* [DATASET CONTENT]:

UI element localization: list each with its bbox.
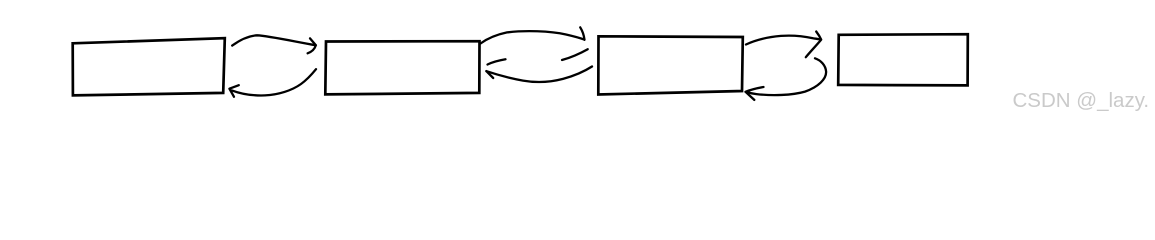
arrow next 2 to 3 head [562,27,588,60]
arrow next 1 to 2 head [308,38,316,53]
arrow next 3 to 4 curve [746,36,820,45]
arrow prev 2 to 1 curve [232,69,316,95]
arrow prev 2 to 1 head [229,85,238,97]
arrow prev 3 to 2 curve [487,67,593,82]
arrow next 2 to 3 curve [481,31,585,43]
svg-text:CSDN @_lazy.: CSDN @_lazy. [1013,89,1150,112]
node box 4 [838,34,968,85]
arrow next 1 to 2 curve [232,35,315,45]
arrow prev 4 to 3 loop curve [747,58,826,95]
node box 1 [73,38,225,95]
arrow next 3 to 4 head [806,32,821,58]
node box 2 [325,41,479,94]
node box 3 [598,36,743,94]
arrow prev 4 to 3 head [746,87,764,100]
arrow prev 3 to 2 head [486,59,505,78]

* [AIM OF THE TASK]: Copy every line of the records above word for word, and leave the pictures out of your answer.

* [ANSWER TO THIS TASK]:
UI element localization: list each with its bbox.
arrow next 2 to 3 head [562,27,588,60]
arrow next 1 to 2 head [308,38,316,53]
arrow next 3 to 4 curve [746,36,820,45]
arrow prev 2 to 1 curve [232,69,316,95]
arrow prev 2 to 1 head [229,85,238,97]
arrow prev 3 to 2 curve [487,67,593,82]
arrow next 2 to 3 curve [481,31,585,43]
svg-text:CSDN @_lazy.: CSDN @_lazy. [1013,89,1150,112]
node box 4 [838,34,968,85]
arrow next 1 to 2 curve [232,35,315,45]
arrow prev 4 to 3 loop curve [747,58,826,95]
node box 1 [73,38,225,95]
arrow next 3 to 4 head [806,32,821,58]
node box 2 [325,41,479,94]
node box 3 [598,36,743,94]
arrow prev 4 to 3 head [746,87,764,100]
arrow prev 3 to 2 head [486,59,505,78]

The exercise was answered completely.